*GIVEN INSTRUCTION*
Wherever the word "document" appears in a line, copy that line.
##### DATASET CONTENT #####
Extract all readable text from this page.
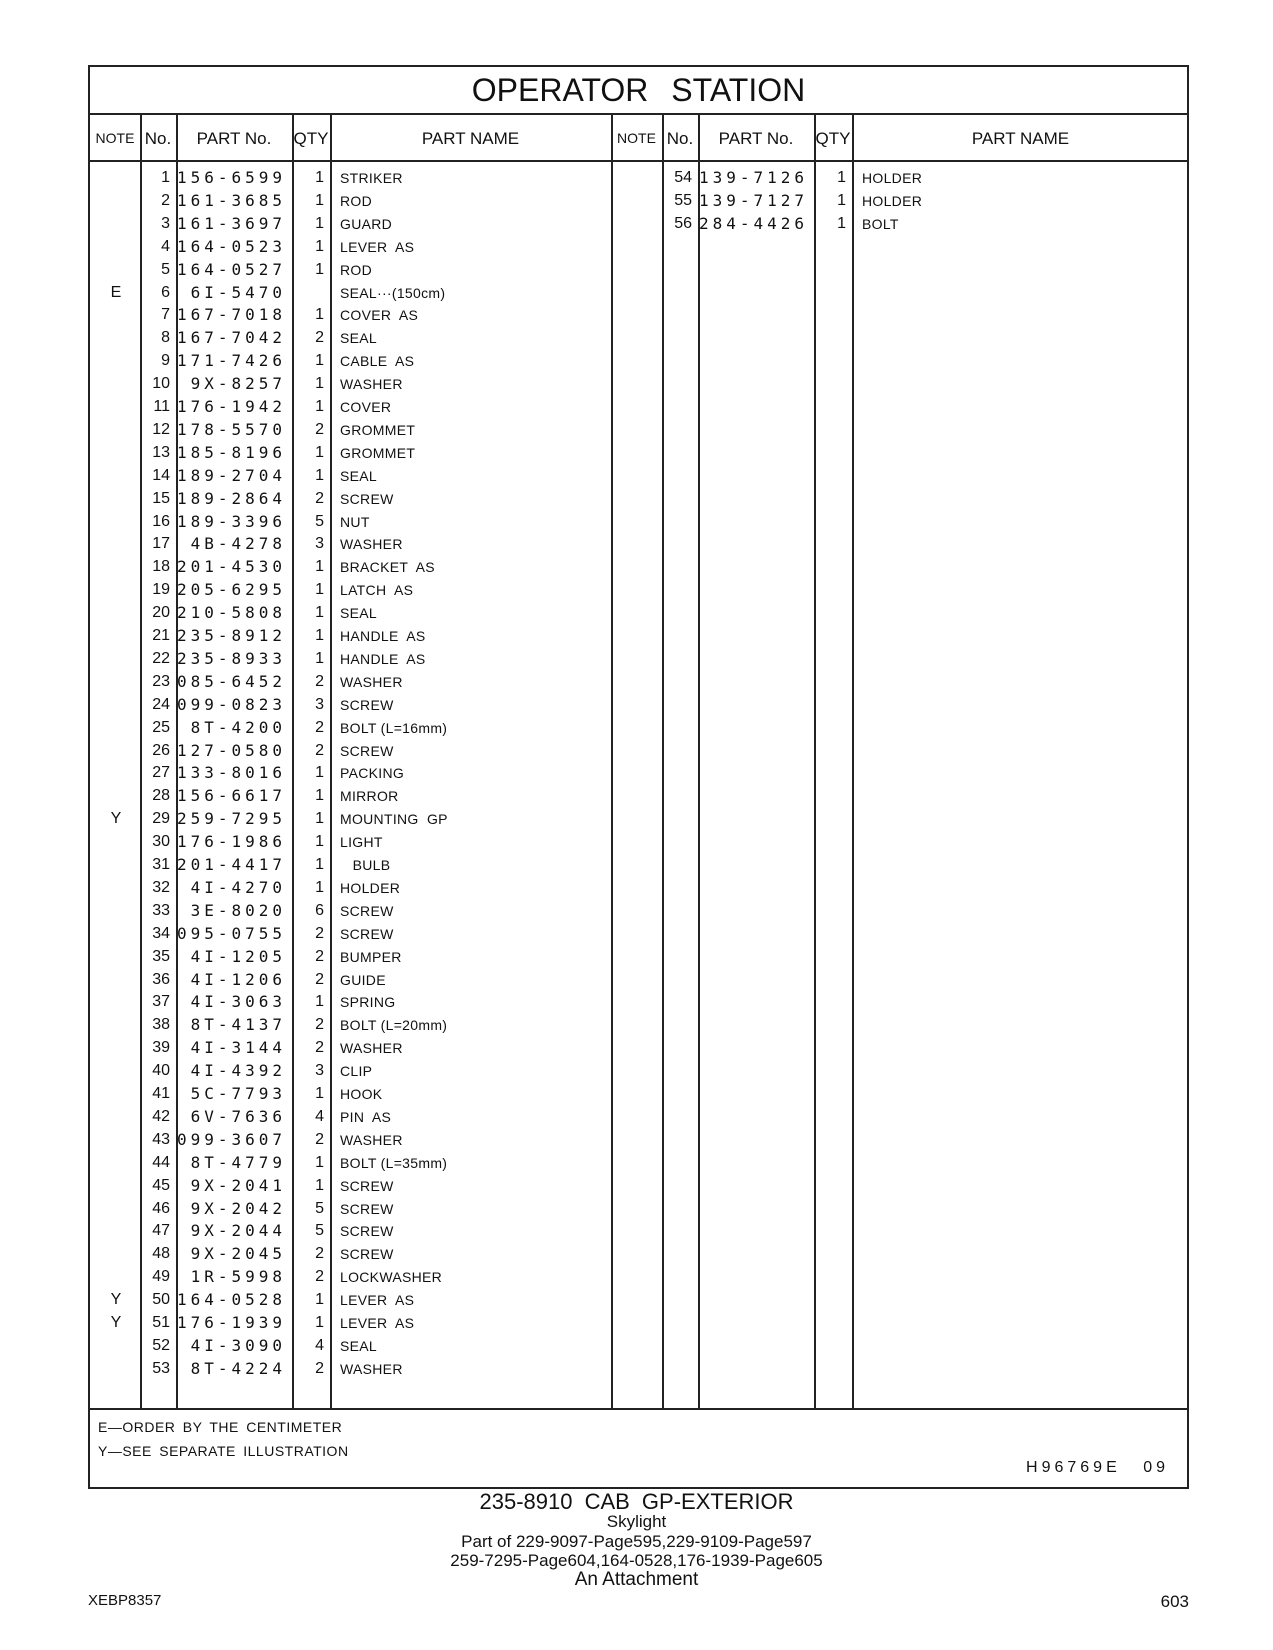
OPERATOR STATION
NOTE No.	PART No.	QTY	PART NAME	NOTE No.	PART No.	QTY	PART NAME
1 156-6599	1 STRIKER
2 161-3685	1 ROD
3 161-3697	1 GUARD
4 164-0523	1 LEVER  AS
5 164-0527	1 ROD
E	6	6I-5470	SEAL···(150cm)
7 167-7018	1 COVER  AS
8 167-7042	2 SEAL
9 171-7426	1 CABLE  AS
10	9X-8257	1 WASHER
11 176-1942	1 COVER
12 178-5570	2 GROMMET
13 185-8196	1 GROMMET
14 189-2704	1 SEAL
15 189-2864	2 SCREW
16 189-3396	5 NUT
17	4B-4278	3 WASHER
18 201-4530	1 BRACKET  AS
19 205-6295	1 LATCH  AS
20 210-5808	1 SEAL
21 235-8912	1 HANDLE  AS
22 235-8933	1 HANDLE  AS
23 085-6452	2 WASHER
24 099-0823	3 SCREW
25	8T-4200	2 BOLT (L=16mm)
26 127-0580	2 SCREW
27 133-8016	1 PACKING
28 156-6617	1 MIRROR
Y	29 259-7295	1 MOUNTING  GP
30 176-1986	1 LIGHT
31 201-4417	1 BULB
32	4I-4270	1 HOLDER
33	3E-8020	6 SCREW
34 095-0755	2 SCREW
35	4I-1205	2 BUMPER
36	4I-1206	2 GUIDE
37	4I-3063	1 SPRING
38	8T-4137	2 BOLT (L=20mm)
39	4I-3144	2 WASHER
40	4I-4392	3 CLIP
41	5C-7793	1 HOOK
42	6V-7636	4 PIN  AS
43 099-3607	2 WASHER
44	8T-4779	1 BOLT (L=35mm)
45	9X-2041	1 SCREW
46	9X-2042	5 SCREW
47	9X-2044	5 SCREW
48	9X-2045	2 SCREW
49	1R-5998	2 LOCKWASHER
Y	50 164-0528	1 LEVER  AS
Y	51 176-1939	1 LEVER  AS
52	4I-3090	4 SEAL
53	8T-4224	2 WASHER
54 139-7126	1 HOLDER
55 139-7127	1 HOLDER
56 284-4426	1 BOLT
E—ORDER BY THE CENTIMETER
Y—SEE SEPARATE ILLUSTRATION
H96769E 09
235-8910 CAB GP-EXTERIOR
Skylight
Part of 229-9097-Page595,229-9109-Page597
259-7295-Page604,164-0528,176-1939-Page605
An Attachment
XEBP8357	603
#####
##### DATASET CONTENT #####
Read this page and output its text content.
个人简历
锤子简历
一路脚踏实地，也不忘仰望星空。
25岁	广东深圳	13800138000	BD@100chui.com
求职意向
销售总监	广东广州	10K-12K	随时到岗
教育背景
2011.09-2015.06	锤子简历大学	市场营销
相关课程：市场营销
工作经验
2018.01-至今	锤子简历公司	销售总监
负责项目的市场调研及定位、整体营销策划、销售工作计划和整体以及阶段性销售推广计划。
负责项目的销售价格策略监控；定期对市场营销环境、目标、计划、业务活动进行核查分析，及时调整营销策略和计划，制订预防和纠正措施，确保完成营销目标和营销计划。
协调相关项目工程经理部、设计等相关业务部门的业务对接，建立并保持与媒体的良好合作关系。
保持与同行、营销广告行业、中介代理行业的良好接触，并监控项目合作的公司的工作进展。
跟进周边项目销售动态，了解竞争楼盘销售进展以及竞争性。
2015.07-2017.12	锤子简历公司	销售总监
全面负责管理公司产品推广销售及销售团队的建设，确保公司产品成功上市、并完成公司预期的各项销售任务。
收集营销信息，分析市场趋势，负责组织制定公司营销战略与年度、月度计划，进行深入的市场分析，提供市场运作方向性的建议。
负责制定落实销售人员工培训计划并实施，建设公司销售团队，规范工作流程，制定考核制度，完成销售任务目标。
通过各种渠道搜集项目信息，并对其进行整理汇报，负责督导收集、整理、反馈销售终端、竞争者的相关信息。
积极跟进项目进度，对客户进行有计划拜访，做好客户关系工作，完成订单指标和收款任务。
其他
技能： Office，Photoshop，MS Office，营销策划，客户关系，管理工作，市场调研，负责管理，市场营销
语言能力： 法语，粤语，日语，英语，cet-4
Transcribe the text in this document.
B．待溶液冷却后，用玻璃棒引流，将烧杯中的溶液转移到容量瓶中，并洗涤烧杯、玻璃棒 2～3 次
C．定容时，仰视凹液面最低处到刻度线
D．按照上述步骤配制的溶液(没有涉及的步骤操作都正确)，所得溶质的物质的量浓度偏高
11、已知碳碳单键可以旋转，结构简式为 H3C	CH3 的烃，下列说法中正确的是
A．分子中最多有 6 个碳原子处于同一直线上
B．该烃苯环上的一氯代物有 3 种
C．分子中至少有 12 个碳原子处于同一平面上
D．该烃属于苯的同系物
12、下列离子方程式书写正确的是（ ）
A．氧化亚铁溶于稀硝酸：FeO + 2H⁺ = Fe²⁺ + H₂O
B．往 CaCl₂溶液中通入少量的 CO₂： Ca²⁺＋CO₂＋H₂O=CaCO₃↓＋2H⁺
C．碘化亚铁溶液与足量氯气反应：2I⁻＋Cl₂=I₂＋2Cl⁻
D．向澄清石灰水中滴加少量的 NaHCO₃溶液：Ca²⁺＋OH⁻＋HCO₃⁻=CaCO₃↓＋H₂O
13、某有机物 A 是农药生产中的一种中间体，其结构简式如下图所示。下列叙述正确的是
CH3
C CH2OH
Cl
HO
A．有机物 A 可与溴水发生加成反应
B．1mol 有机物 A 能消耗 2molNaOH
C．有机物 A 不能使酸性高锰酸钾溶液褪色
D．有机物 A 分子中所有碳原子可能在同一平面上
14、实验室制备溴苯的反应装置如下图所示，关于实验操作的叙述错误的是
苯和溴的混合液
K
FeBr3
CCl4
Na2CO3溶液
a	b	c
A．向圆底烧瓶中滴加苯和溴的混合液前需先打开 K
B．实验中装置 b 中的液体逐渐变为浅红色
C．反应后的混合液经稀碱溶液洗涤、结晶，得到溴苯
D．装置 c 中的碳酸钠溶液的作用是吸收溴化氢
#####
##### DATASET CONTENT #####
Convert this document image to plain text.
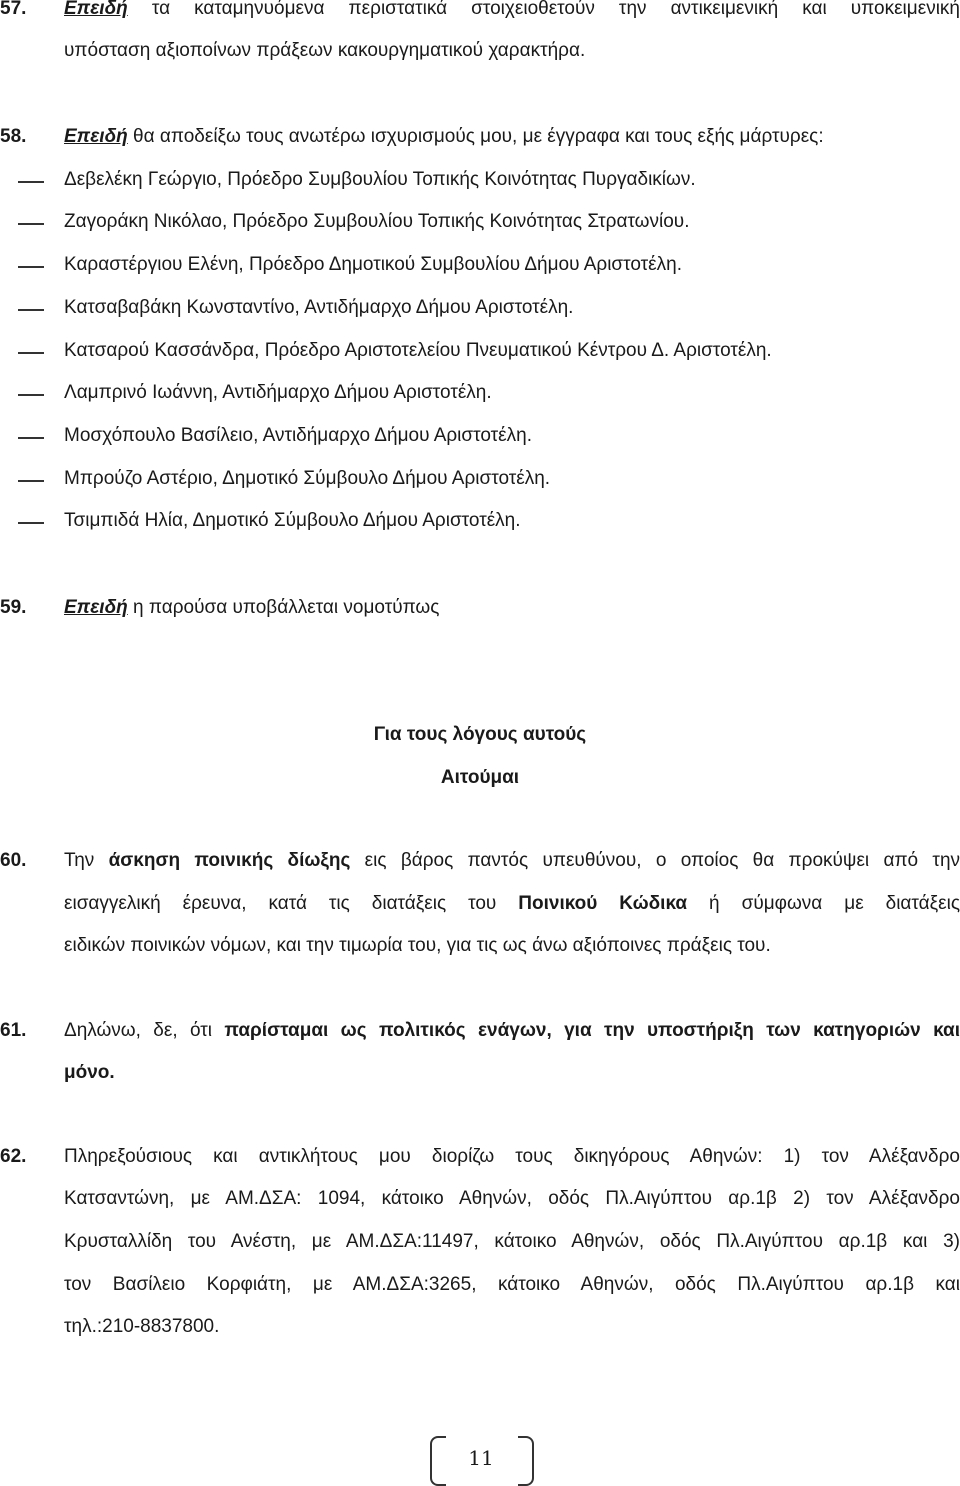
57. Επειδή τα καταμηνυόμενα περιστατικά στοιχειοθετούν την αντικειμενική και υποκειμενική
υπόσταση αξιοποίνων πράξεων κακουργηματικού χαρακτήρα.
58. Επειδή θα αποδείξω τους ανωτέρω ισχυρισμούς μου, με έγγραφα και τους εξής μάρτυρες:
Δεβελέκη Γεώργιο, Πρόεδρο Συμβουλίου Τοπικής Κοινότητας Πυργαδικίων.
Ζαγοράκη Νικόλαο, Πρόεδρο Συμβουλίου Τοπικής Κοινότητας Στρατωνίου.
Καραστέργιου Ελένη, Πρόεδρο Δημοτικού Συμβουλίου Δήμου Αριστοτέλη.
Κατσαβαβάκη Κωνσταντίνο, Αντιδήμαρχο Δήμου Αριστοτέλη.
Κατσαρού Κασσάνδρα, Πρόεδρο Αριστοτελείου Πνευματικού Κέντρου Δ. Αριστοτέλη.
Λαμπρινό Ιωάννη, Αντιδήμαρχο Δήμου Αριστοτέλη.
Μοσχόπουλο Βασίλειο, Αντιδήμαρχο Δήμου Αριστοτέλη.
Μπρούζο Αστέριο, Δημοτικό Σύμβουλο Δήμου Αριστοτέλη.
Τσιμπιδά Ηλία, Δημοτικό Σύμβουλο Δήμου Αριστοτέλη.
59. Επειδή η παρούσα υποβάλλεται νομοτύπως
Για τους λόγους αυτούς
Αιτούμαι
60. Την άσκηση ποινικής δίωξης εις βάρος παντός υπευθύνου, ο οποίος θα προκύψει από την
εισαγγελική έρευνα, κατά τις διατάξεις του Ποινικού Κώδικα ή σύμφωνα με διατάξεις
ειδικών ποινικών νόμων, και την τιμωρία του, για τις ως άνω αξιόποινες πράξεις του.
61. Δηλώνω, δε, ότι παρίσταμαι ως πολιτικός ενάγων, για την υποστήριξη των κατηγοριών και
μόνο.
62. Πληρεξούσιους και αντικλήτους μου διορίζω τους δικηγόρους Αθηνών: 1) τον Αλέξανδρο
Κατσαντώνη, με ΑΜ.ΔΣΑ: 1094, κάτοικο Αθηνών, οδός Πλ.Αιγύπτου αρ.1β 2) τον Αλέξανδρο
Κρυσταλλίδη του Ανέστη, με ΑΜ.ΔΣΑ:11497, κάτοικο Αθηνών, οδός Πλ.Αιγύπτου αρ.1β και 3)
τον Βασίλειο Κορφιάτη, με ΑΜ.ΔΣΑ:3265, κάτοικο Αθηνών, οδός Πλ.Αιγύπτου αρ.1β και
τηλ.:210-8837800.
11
#####
*REPLY*
Transcribe the text in this document.
Convert this document image to plain text.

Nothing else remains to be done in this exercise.